[BEGIN Listed records]

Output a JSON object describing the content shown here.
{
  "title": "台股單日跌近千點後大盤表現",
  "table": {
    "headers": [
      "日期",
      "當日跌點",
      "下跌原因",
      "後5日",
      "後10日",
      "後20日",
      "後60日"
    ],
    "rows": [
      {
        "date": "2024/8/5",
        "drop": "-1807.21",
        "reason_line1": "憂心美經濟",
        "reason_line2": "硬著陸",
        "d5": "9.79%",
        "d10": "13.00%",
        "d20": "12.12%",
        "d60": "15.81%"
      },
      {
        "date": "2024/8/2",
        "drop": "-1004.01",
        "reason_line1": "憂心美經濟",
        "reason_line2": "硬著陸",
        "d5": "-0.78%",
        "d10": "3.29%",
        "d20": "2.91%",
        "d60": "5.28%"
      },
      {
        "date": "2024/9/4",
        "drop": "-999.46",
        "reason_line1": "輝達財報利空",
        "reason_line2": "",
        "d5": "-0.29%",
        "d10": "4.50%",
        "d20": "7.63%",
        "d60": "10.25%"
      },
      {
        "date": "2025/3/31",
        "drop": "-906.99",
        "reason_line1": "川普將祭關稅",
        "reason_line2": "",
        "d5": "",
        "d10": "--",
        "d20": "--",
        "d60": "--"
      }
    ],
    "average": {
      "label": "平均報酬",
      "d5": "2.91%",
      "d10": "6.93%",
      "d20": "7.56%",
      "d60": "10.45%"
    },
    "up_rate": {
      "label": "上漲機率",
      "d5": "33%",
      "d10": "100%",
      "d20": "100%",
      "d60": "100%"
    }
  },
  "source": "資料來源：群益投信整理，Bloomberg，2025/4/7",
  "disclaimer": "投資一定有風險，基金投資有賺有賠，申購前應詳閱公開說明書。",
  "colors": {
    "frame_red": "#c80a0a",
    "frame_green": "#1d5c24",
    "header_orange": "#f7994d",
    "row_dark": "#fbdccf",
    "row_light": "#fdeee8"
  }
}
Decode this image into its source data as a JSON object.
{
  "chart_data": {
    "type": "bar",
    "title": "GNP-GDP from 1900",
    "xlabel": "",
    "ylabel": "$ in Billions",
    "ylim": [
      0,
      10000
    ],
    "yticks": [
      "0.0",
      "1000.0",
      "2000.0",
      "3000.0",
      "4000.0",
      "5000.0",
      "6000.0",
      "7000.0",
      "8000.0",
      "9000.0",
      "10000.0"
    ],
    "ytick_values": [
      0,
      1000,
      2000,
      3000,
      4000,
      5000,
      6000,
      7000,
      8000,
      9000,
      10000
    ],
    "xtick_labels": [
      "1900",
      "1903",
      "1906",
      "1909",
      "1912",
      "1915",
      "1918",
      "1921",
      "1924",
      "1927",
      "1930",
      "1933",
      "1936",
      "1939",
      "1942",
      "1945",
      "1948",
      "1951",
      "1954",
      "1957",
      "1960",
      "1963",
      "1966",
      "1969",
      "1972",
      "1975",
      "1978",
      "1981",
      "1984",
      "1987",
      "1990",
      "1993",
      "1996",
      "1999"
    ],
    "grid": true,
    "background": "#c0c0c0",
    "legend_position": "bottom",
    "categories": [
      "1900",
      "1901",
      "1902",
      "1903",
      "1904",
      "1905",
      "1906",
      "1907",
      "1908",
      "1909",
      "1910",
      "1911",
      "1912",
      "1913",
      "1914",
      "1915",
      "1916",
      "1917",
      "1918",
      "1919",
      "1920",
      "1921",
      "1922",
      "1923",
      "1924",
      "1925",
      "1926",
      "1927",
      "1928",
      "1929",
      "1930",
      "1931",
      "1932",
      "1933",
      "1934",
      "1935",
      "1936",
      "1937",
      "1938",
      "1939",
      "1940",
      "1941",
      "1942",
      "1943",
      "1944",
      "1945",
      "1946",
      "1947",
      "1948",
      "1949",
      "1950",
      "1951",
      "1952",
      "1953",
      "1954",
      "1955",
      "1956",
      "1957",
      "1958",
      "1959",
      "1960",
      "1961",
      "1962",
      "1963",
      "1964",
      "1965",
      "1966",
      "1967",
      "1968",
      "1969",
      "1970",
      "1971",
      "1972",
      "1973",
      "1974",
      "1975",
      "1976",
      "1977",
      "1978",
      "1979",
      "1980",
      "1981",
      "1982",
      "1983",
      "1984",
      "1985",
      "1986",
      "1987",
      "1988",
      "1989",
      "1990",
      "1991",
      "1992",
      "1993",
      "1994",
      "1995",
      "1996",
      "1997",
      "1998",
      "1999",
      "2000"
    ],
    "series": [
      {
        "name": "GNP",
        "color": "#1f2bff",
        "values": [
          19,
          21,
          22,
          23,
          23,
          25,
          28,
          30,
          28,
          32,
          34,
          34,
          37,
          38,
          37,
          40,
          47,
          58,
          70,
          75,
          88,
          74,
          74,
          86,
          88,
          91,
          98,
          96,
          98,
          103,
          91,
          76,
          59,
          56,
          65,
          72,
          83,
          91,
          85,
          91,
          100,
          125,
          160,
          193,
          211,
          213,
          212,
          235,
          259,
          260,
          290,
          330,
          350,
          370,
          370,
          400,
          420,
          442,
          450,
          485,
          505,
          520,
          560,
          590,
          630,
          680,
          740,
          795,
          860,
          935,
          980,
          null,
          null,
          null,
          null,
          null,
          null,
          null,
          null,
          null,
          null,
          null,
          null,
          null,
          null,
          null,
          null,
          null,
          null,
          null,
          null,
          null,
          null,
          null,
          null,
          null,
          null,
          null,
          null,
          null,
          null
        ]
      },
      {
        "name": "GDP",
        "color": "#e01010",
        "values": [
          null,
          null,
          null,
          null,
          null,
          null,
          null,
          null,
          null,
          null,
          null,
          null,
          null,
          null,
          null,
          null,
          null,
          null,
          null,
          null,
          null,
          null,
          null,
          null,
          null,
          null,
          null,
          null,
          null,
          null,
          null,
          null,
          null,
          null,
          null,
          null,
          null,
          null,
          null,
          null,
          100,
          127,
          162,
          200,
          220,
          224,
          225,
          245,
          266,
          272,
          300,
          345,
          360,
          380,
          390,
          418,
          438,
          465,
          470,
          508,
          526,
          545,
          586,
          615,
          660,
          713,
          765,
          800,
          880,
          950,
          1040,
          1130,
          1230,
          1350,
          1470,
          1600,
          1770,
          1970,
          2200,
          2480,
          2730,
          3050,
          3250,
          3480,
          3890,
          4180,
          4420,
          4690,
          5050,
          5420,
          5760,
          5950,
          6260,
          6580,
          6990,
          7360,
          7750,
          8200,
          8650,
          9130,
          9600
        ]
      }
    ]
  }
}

[END Listed records]

### Exercise aim
Write out every entry again, keeping each line exactly the same.

### Result below
Output a JSON object describing the content shown here.
{
  "title": "台股單日跌近千點後大盤表現",
  "table": {
    "headers": [
      "日期",
      "當日跌點",
      "下跌原因",
      "後5日",
      "後10日",
      "後20日",
      "後60日"
    ],
    "rows": [
      {
        "date": "2024/8/5",
        "drop": "-1807.21",
        "reason_line1": "憂心美經濟",
        "reason_line2": "硬著陸",
        "d5": "9.79%",
        "d10": "13.00%",
        "d20": "12.12%",
        "d60": "15.81%"
      },
      {
        "date": "2024/8/2",
        "drop": "-1004.01",
        "reason_line1": "憂心美經濟",
        "reason_line2": "硬著陸",
        "d5": "-0.78%",
        "d10": "3.29%",
        "d20": "2.91%",
        "d60": "5.28%"
      },
      {
        "date": "2024/9/4",
        "drop": "-999.46",
        "reason_line1": "輝達財報利空",
        "reason_line2": "",
        "d5": "-0.29%",
        "d10": "4.50%",
        "d20": "7.63%",
        "d60": "10.25%"
      },
      {
        "date": "2025/3/31",
        "drop": "-906.99",
        "reason_line1": "川普將祭關稅",
        "reason_line2": "",
        "d5": "",
        "d10": "--",
        "d20": "--",
        "d60": "--"
      }
    ],
    "average": {
      "label": "平均報酬",
      "d5": "2.91%",
      "d10": "6.93%",
      "d20": "7.56%",
      "d60": "10.45%"
    },
    "up_rate": {
      "label": "上漲機率",
      "d5": "33%",
      "d10": "100%",
      "d20": "100%",
      "d60": "100%"
    }
  },
  "source": "資料來源：群益投信整理，Bloomberg，2025/4/7",
  "disclaimer": "投資一定有風險，基金投資有賺有賠，申購前應詳閱公開說明書。",
  "colors": {
    "frame_red": "#c80a0a",
    "frame_green": "#1d5c24",
    "header_orange": "#f7994d",
    "row_dark": "#fbdccf",
    "row_light": "#fdeee8"
  }
}
Decode this image into its source data as a JSON object.
{
  "chart_data": {
    "type": "bar",
    "title": "GNP-GDP from 1900",
    "xlabel": "",
    "ylabel": "$ in Billions",
    "ylim": [
      0,
      10000
    ],
    "yticks": [
      "0.0",
      "1000.0",
      "2000.0",
      "3000.0",
      "4000.0",
      "5000.0",
      "6000.0",
      "7000.0",
      "8000.0",
      "9000.0",
      "10000.0"
    ],
    "ytick_values": [
      0,
      1000,
      2000,
      3000,
      4000,
      5000,
      6000,
      7000,
      8000,
      9000,
      10000
    ],
    "xtick_labels": [
      "1900",
      "1903",
      "1906",
      "1909",
      "1912",
      "1915",
      "1918",
      "1921",
      "1924",
      "1927",
      "1930",
      "1933",
      "1936",
      "1939",
      "1942",
      "1945",
      "1948",
      "1951",
      "1954",
      "1957",
      "1960",
      "1963",
      "1966",
      "1969",
      "1972",
      "1975",
      "1978",
      "1981",
      "1984",
      "1987",
      "1990",
      "1993",
      "1996",
      "1999"
    ],
    "grid": true,
    "background": "#c0c0c0",
    "legend_position": "bottom",
    "categories": [
      "1900",
      "1901",
      "1902",
      "1903",
      "1904",
      "1905",
      "1906",
      "1907",
      "1908",
      "1909",
      "1910",
      "1911",
      "1912",
      "1913",
      "1914",
      "1915",
      "1916",
      "1917",
      "1918",
      "1919",
      "1920",
      "1921",
      "1922",
      "1923",
      "1924",
      "1925",
      "1926",
      "1927",
      "1928",
      "1929",
      "1930",
      "1931",
      "1932",
      "1933",
      "1934",
      "1935",
      "1936",
      "1937",
      "1938",
      "1939",
      "1940",
      "1941",
      "1942",
      "1943",
      "1944",
      "1945",
      "1946",
      "1947",
      "1948",
      "1949",
      "1950",
      "1951",
      "1952",
      "1953",
      "1954",
      "1955",
      "1956",
      "1957",
      "1958",
      "1959",
      "1960",
      "1961",
      "1962",
      "1963",
      "1964",
      "1965",
      "1966",
      "1967",
      "1968",
      "1969",
      "1970",
      "1971",
      "1972",
      "1973",
      "1974",
      "1975",
      "1976",
      "1977",
      "1978",
      "1979",
      "1980",
      "1981",
      "1982",
      "1983",
      "1984",
      "1985",
      "1986",
      "1987",
      "1988",
      "1989",
      "1990",
      "1991",
      "1992",
      "1993",
      "1994",
      "1995",
      "1996",
      "1997",
      "1998",
      "1999",
      "2000"
    ],
    "series": [
      {
        "name": "GNP",
        "color": "#1f2bff",
        "values": [
          19,
          21,
          22,
          23,
          23,
          25,
          28,
          30,
          28,
          32,
          34,
          34,
          37,
          38,
          37,
          40,
          47,
          58,
          70,
          75,
          88,
          74,
          74,
          86,
          88,
          91,
          98,
          96,
          98,
          103,
          91,
          76,
          59,
          56,
          65,
          72,
          83,
          91,
          85,
          91,
          100,
          125,
          160,
          193,
          211,
          213,
          212,
          235,
          259,
          260,
          290,
          330,
          350,
          370,
          370,
          400,
          420,
          442,
          450,
          485,
          505,
          520,
          560,
          590,
          630,
          680,
          740,
          795,
          860,
          935,
          980,
          null,
          null,
          null,
          null,
          null,
          null,
          null,
          null,
          null,
          null,
          null,
          null,
          null,
          null,
          null,
          null,
          null,
          null,
          null,
          null,
          null,
          null,
          null,
          null,
          null,
          null,
          null,
          null,
          null,
          null
        ]
      },
      {
        "name": "GDP",
        "color": "#e01010",
        "values": [
          null,
          null,
          null,
          null,
          null,
          null,
          null,
          null,
          null,
          null,
          null,
          null,
          null,
          null,
          null,
          null,
          null,
          null,
          null,
          null,
          null,
          null,
          null,
          null,
          null,
          null,
          null,
          null,
          null,
          null,
          null,
          null,
          null,
          null,
          null,
          null,
          null,
          null,
          null,
          null,
          100,
          127,
          162,
          200,
          220,
          224,
          225,
          245,
          266,
          272,
          300,
          345,
          360,
          380,
          390,
          418,
          438,
          465,
          470,
          508,
          526,
          545,
          586,
          615,
          660,
          713,
          765,
          800,
          880,
          950,
          1040,
          1130,
          1230,
          1350,
          1470,
          1600,
          1770,
          1970,
          2200,
          2480,
          2730,
          3050,
          3250,
          3480,
          3890,
          4180,
          4420,
          4690,
          5050,
          5420,
          5760,
          5950,
          6260,
          6580,
          6990,
          7360,
          7750,
          8200,
          8650,
          9130,
          9600
        ]
      }
    ]
  }
}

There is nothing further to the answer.